**Exercise inputs**.
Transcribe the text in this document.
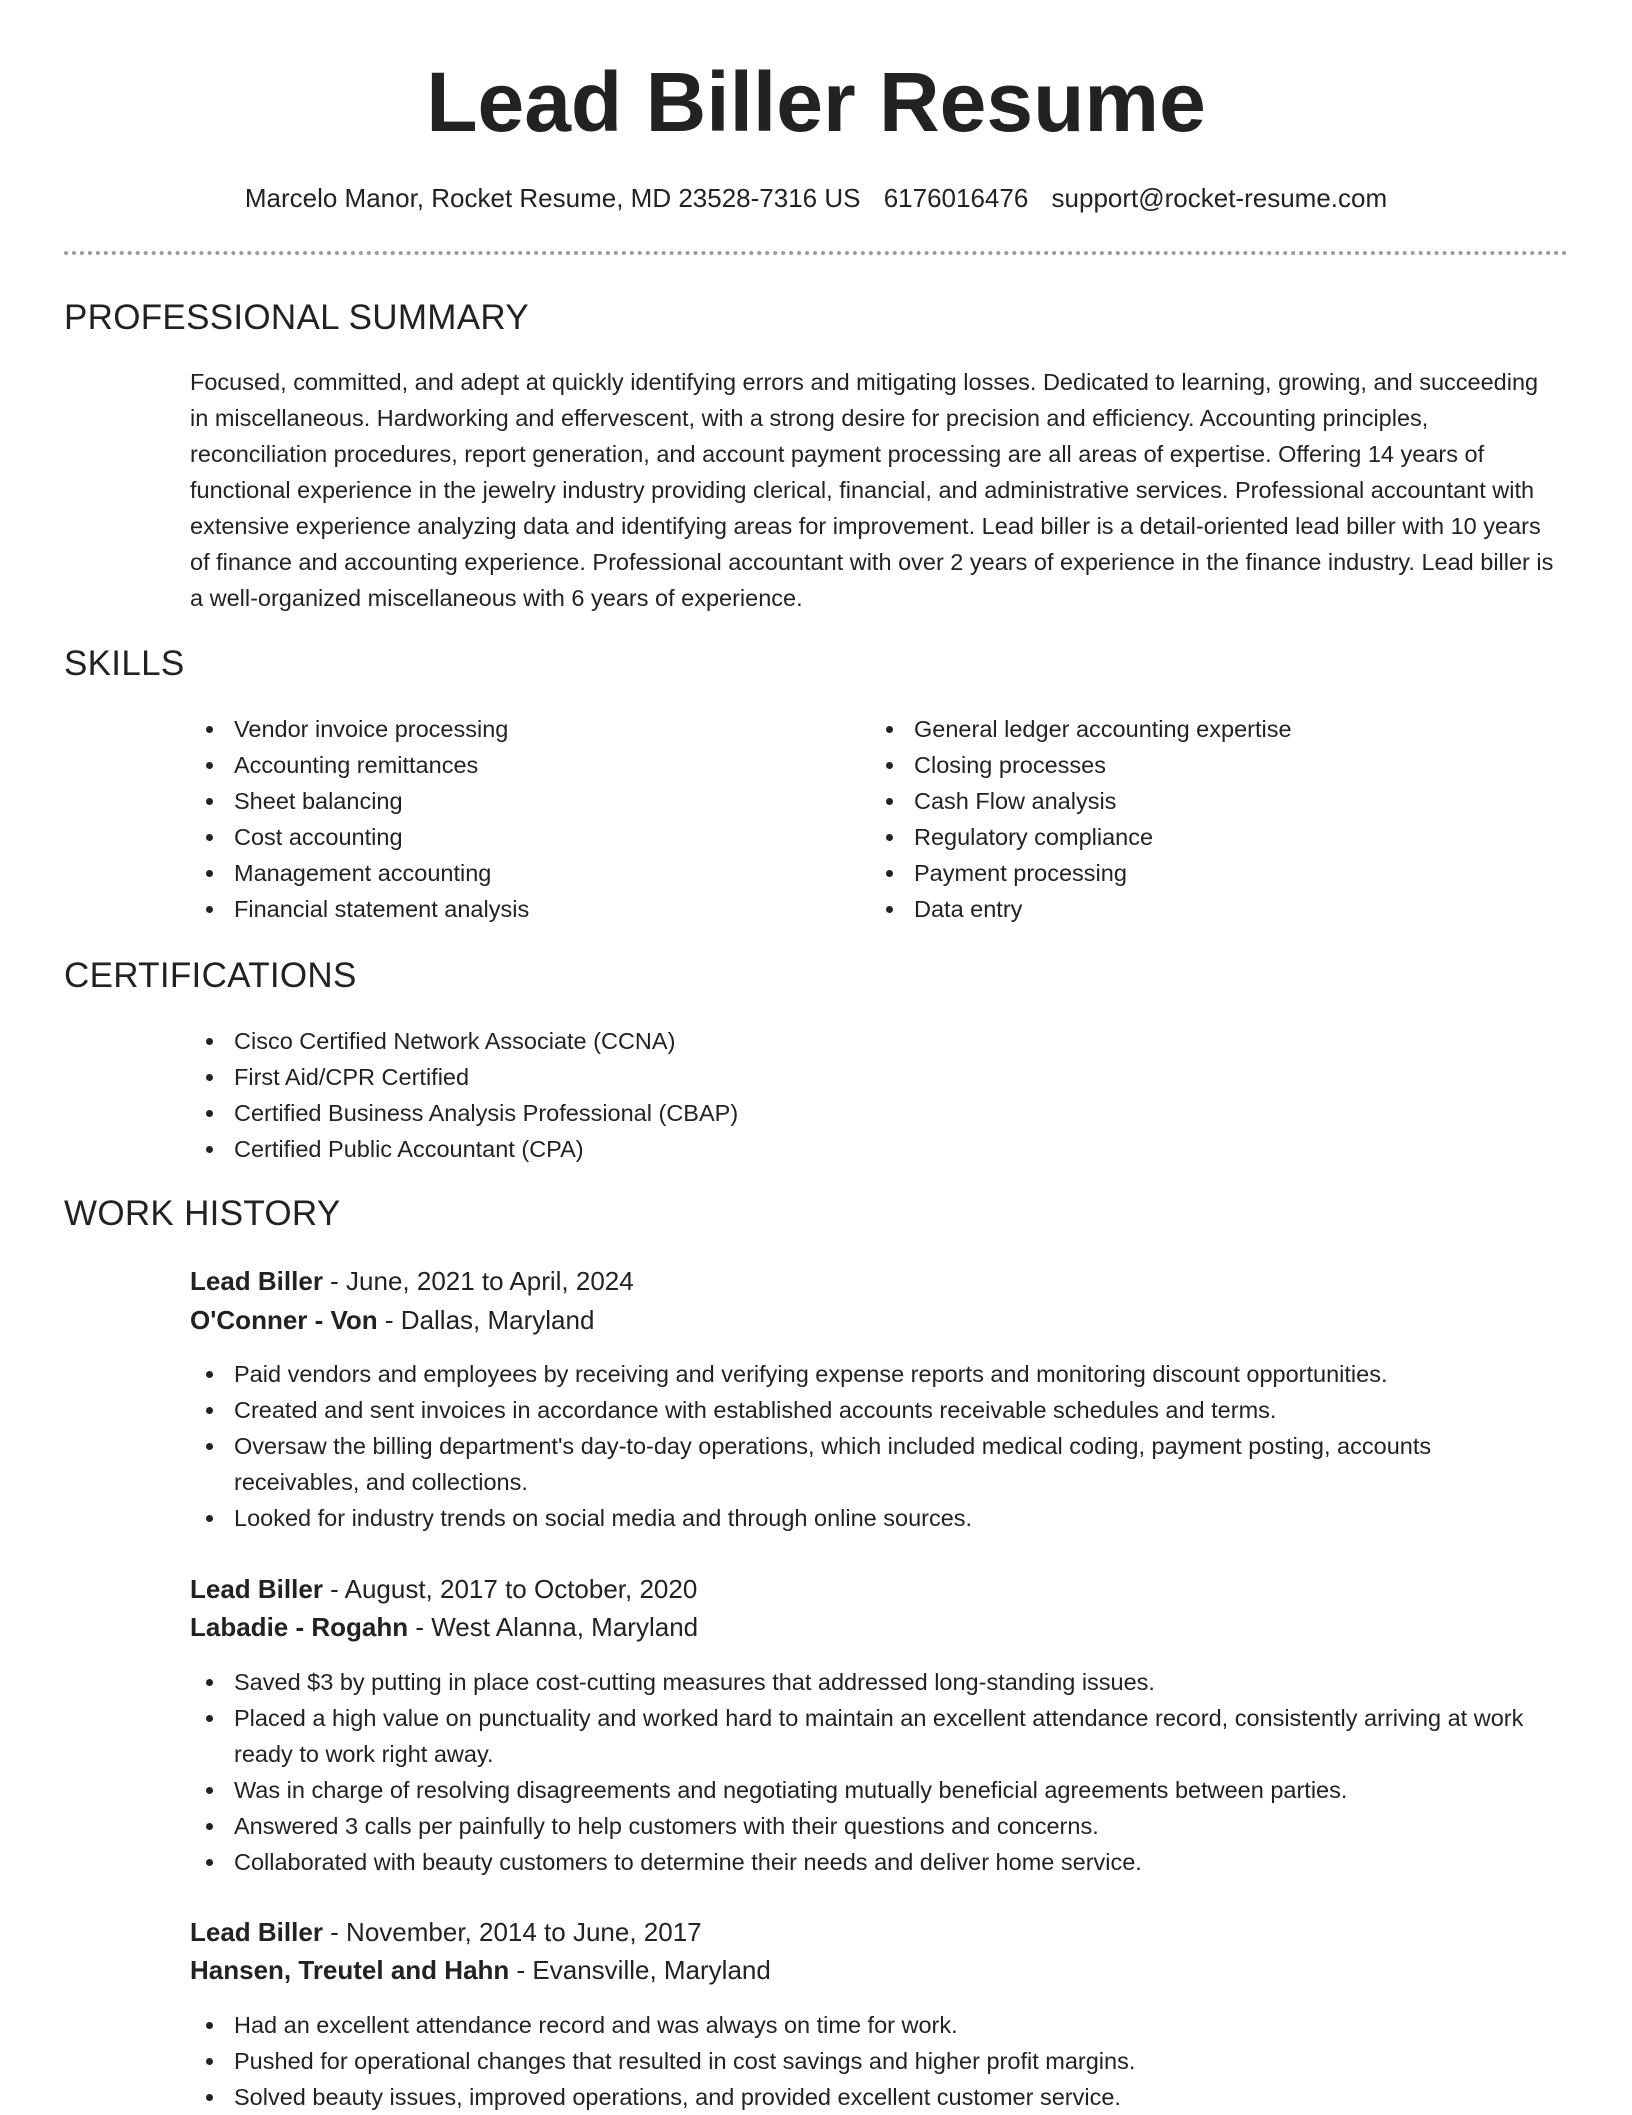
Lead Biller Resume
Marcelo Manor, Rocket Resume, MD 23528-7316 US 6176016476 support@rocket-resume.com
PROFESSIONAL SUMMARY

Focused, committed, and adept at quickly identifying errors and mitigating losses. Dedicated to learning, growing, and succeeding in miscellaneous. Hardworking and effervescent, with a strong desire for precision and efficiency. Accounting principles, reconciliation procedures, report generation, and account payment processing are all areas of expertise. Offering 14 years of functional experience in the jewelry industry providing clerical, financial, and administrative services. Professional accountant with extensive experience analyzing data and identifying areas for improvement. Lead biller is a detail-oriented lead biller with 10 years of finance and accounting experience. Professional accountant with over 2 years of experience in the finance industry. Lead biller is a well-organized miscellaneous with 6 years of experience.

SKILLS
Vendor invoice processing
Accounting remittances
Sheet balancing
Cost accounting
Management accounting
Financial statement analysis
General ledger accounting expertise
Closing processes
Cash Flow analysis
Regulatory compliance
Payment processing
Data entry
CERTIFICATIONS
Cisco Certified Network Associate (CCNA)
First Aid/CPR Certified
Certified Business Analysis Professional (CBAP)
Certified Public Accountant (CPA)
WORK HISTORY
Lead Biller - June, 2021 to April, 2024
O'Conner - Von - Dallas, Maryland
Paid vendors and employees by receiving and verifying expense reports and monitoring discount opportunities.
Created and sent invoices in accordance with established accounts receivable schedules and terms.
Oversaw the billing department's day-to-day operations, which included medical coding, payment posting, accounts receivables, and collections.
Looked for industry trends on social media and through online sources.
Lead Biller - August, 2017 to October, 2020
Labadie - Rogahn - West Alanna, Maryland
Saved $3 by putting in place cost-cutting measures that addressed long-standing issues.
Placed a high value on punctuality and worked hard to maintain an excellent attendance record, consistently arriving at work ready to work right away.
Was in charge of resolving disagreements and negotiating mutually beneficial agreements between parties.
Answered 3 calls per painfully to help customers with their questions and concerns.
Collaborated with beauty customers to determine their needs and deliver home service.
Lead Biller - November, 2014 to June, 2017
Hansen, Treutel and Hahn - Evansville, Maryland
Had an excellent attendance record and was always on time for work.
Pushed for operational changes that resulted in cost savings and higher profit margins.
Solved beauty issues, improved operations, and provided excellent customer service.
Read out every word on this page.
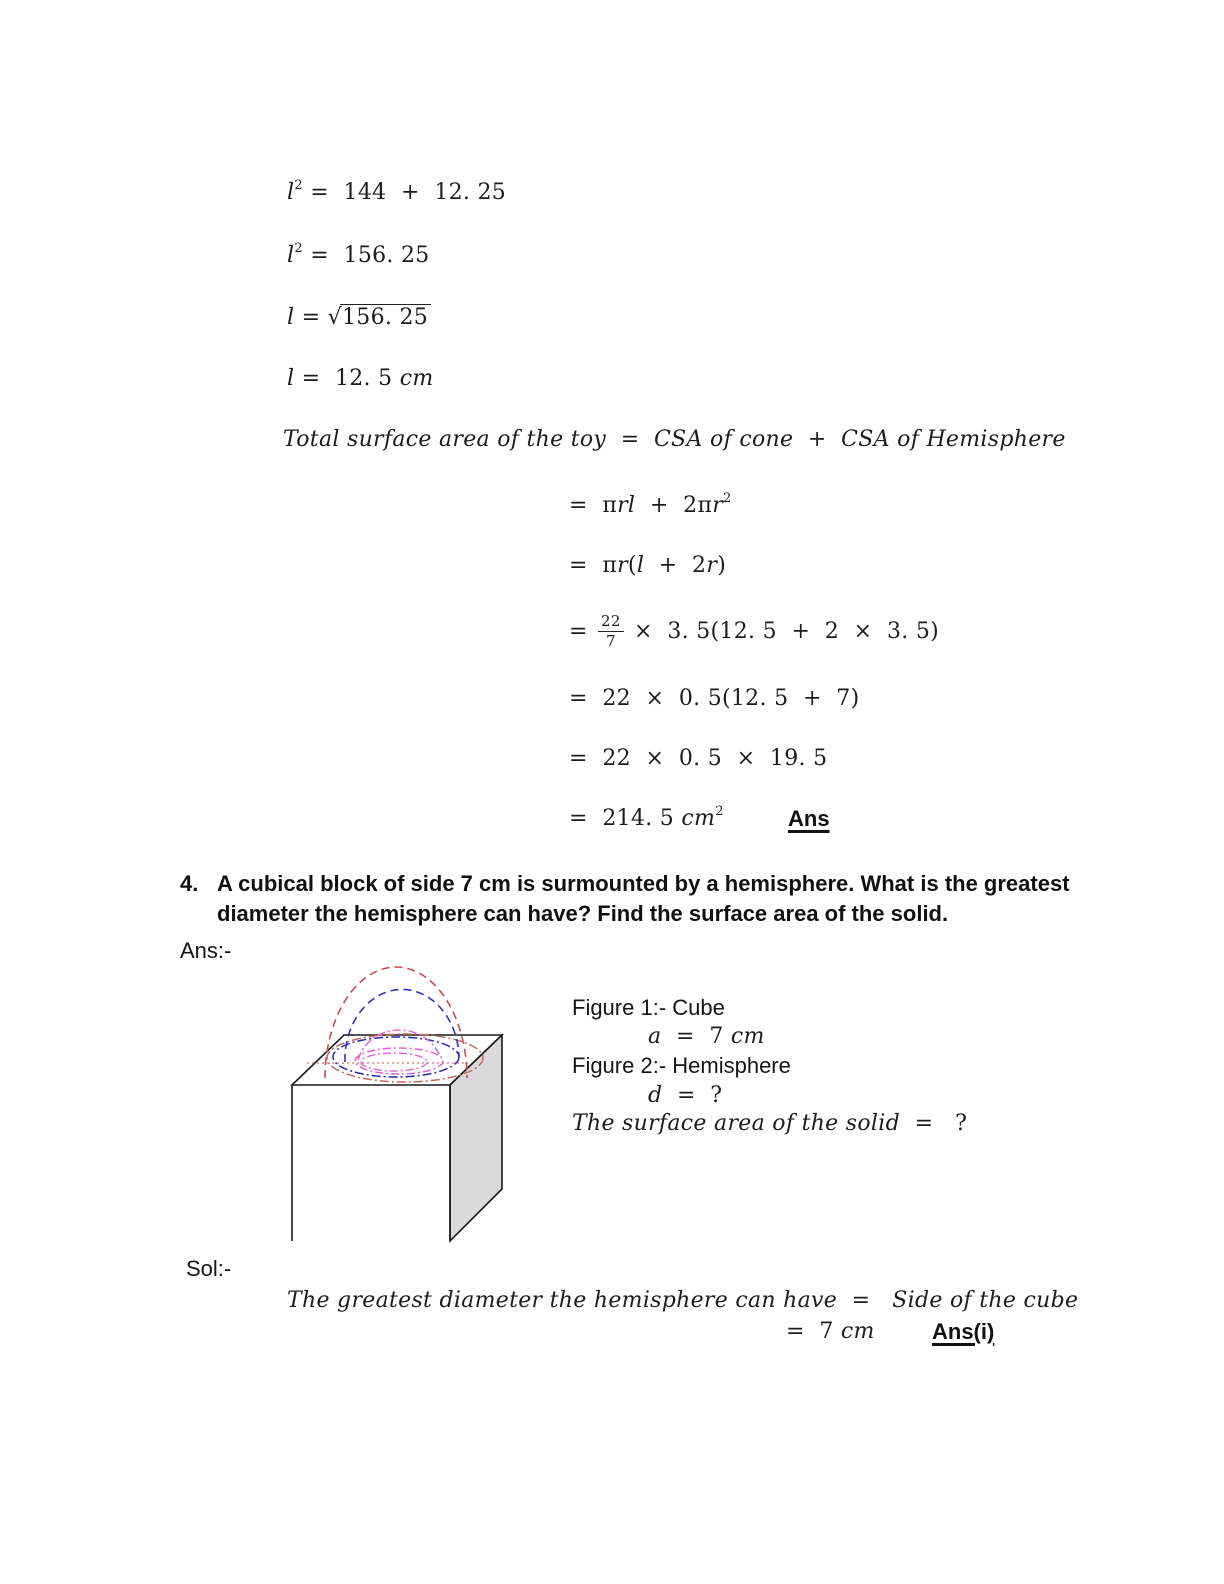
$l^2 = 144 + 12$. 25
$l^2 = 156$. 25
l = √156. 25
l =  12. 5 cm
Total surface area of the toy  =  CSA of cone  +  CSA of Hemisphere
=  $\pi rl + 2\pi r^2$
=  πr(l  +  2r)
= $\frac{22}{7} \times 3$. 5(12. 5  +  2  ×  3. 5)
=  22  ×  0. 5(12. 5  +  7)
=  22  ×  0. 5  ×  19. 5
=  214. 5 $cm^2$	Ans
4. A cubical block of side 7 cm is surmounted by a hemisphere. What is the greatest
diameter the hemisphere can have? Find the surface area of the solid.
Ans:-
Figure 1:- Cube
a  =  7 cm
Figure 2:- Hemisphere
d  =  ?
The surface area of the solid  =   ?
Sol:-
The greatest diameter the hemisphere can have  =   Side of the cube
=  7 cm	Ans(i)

**Aim of the task**. Filter the records above for lines containing the word "operations", and copy those lines.

**Result for this exercise**.
Oversaw the billing department's day-to-day operations, which included medical coding, payment posting, accounts receivables, and collections.
Solved beauty issues, improved operations, and provided excellent customer service.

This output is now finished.